> _SHORT TASK_: Retype everything in the listing below, from the line containing "306, 545, 319]" down to the line containing "167, 545, 180]", including both of those lines. Copy nothing outside that span.

> _PROVIDED MATERIAL_:
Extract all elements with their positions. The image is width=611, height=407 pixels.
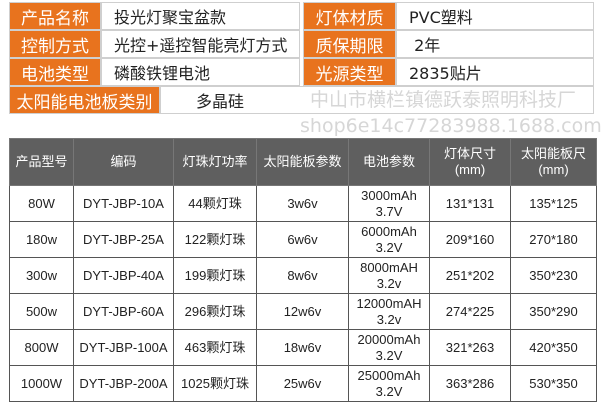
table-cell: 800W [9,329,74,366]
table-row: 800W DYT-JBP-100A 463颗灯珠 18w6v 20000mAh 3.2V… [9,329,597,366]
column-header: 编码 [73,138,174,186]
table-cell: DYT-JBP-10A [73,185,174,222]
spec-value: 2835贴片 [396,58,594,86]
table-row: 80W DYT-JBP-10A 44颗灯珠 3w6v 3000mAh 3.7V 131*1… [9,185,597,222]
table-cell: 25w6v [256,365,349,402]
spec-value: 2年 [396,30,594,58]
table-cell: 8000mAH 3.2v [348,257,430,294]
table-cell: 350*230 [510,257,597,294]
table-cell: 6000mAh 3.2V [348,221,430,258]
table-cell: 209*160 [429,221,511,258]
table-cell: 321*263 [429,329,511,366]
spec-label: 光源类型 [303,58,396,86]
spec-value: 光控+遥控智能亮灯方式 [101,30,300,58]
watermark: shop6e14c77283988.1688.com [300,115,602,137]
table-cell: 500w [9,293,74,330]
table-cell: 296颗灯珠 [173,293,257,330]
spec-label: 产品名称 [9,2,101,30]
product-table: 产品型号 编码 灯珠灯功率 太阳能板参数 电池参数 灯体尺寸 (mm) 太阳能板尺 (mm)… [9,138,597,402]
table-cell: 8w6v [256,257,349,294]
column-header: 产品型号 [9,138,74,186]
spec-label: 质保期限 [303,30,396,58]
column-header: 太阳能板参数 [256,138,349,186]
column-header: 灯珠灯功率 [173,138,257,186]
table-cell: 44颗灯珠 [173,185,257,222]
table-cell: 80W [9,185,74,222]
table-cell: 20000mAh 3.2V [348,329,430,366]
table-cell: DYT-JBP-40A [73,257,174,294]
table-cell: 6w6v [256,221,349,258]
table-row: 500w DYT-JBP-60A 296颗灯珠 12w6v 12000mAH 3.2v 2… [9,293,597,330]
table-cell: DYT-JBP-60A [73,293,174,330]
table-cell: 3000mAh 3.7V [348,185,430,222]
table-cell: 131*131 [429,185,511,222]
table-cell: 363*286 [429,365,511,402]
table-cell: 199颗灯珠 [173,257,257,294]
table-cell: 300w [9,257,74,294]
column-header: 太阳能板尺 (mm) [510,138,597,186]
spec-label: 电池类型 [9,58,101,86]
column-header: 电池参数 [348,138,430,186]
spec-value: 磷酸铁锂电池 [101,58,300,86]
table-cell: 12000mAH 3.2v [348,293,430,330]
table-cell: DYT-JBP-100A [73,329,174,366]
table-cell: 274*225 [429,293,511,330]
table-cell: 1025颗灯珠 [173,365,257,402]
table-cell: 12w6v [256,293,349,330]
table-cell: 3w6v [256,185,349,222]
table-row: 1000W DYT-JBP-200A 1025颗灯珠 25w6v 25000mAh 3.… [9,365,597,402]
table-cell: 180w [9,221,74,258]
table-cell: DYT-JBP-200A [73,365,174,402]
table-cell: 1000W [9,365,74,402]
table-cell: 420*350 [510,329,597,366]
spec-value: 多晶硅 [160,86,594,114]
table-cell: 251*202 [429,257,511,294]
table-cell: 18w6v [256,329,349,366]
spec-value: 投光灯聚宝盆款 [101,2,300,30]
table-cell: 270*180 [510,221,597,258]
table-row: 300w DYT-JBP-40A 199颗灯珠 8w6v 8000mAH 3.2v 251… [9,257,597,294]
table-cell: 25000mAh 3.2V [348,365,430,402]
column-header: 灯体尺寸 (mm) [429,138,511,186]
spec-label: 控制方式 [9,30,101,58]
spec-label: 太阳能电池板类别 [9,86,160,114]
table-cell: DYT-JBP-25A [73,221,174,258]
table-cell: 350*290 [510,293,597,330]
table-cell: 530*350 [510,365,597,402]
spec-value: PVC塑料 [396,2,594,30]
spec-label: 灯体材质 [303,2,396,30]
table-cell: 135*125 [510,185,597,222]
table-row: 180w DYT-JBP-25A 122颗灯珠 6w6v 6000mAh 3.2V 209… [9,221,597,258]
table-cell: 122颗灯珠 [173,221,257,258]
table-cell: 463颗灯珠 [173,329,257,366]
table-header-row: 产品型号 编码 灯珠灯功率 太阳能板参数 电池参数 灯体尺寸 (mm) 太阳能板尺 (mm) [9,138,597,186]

* * *

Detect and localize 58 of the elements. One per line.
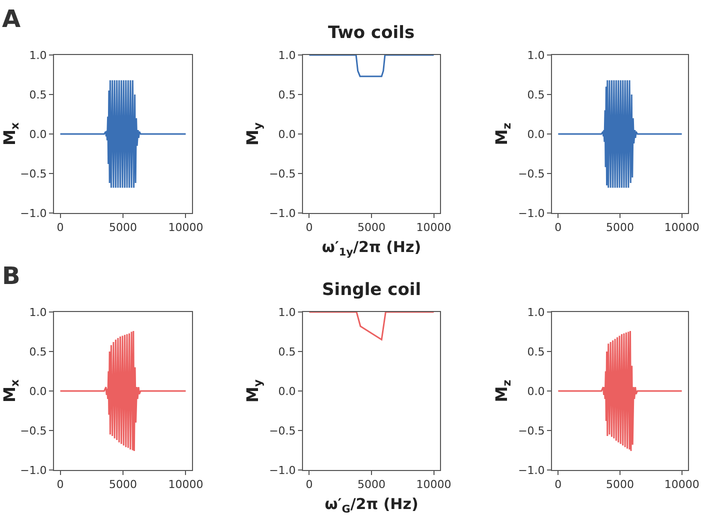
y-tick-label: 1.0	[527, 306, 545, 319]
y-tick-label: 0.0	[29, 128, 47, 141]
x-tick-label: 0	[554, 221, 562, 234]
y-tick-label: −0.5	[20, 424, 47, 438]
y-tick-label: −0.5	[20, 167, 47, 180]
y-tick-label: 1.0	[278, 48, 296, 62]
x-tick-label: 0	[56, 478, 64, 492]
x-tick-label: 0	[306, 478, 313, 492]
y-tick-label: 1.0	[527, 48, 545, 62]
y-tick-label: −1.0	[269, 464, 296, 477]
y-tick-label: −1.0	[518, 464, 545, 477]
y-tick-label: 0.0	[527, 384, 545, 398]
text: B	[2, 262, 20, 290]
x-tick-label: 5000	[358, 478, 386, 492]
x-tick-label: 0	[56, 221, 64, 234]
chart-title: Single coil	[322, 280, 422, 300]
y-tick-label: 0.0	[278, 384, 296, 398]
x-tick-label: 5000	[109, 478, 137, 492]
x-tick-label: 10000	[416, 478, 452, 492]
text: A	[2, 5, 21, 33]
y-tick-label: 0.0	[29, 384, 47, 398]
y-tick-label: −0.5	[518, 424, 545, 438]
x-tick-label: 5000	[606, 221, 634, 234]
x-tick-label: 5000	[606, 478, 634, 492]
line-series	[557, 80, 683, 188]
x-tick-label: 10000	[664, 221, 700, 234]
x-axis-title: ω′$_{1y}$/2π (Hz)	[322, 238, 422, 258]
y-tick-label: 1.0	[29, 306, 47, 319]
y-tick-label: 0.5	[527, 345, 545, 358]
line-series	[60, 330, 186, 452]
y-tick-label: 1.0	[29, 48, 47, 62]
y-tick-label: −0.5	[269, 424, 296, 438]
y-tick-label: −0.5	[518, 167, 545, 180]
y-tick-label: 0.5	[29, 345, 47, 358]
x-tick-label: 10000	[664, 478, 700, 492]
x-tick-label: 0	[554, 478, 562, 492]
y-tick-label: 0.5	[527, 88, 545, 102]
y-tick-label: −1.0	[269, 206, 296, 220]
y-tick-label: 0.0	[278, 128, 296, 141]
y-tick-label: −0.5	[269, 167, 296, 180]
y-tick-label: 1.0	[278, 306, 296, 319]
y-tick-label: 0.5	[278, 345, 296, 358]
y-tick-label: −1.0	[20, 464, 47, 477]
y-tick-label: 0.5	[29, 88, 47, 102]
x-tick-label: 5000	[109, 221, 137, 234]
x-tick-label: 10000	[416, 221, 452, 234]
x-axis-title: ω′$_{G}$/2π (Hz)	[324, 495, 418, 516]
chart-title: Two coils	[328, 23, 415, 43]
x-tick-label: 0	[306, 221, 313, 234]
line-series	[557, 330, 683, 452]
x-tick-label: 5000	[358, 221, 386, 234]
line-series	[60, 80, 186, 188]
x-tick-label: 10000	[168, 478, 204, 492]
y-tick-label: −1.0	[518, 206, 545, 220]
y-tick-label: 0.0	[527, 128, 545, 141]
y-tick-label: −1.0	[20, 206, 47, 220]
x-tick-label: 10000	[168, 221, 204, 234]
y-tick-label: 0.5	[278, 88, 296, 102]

> _TASK OUTPUT_:
y-tick-label: 1.0	[527, 306, 545, 319]
y-tick-label: 0.0	[29, 128, 47, 141]
x-tick-label: 0	[554, 221, 562, 234]
y-tick-label: −0.5	[20, 424, 47, 438]
y-tick-label: −0.5	[20, 167, 47, 180]
y-tick-label: 1.0	[278, 48, 296, 62]
x-tick-label: 0	[56, 478, 64, 492]
x-tick-label: 0	[306, 478, 313, 492]
y-tick-label: 1.0	[527, 48, 545, 62]
y-tick-label: −1.0	[269, 464, 296, 477]
y-tick-label: −1.0	[518, 464, 545, 477]
y-tick-label: 0.0	[527, 384, 545, 398]
text: B	[2, 262, 20, 290]
x-tick-label: 5000	[358, 478, 386, 492]
x-tick-label: 0	[56, 221, 64, 234]
chart-title: Single coil	[322, 280, 422, 300]
y-tick-label: 0.0	[278, 384, 296, 398]
x-tick-label: 5000	[109, 478, 137, 492]
x-tick-label: 10000	[416, 478, 452, 492]
text: A	[2, 5, 21, 33]
y-tick-label: 0.0	[29, 384, 47, 398]
y-tick-label: −0.5	[518, 424, 545, 438]
x-tick-label: 5000	[606, 221, 634, 234]
x-tick-label: 5000	[606, 478, 634, 492]
line-series	[557, 80, 683, 188]
x-tick-label: 10000	[664, 221, 700, 234]
x-axis-title: ω′$_{1y}$/2π (Hz)	[322, 238, 422, 258]
y-tick-label: 1.0	[29, 306, 47, 319]
y-tick-label: 0.5	[527, 345, 545, 358]
line-series	[60, 330, 186, 452]
y-tick-label: 1.0	[29, 48, 47, 62]
y-tick-label: −0.5	[269, 424, 296, 438]
y-tick-label: −0.5	[518, 167, 545, 180]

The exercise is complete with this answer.